Goal: Lines containing the word "Carbon" are the ones to copy from the records below.

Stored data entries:
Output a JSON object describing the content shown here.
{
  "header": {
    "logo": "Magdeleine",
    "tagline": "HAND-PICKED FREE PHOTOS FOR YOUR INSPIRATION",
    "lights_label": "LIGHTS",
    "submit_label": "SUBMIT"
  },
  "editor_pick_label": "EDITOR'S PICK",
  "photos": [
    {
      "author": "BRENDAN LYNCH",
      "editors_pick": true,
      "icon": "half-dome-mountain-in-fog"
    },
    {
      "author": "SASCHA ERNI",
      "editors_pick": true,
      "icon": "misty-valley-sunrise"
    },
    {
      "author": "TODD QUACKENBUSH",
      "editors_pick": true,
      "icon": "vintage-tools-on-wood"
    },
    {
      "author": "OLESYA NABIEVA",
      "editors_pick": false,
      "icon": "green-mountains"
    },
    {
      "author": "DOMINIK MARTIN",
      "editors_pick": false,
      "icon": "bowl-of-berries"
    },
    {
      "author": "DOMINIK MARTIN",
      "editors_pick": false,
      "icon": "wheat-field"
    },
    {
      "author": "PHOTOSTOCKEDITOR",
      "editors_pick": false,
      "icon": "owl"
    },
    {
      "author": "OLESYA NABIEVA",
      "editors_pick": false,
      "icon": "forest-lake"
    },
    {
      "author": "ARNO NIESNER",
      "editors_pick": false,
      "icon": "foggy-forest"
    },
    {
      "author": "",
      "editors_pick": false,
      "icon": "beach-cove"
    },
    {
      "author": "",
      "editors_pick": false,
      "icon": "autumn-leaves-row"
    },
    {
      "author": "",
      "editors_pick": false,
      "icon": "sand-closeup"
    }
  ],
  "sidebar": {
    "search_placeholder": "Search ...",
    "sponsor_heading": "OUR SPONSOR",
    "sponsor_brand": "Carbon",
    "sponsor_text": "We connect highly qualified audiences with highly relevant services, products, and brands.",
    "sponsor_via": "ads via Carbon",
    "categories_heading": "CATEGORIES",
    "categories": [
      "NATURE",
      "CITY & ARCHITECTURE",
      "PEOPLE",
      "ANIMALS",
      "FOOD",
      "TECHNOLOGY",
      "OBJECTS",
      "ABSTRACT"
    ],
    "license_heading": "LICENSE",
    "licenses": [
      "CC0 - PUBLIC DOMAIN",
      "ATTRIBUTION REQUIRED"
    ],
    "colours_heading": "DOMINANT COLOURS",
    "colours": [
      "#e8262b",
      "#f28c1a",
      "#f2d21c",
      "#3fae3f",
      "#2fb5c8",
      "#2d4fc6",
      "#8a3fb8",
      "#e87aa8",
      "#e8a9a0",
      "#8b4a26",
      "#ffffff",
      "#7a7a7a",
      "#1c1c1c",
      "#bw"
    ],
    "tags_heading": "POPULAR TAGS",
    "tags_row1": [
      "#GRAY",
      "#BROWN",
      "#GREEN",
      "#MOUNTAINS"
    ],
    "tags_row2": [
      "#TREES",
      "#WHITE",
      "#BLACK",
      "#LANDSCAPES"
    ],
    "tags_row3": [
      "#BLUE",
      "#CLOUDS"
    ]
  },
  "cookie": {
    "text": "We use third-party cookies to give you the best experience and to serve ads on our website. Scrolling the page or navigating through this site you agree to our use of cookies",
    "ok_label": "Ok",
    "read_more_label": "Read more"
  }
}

Response for this exercise:
    "sponsor_brand": "Carbon",
    "sponsor_via": "ads via Carbon",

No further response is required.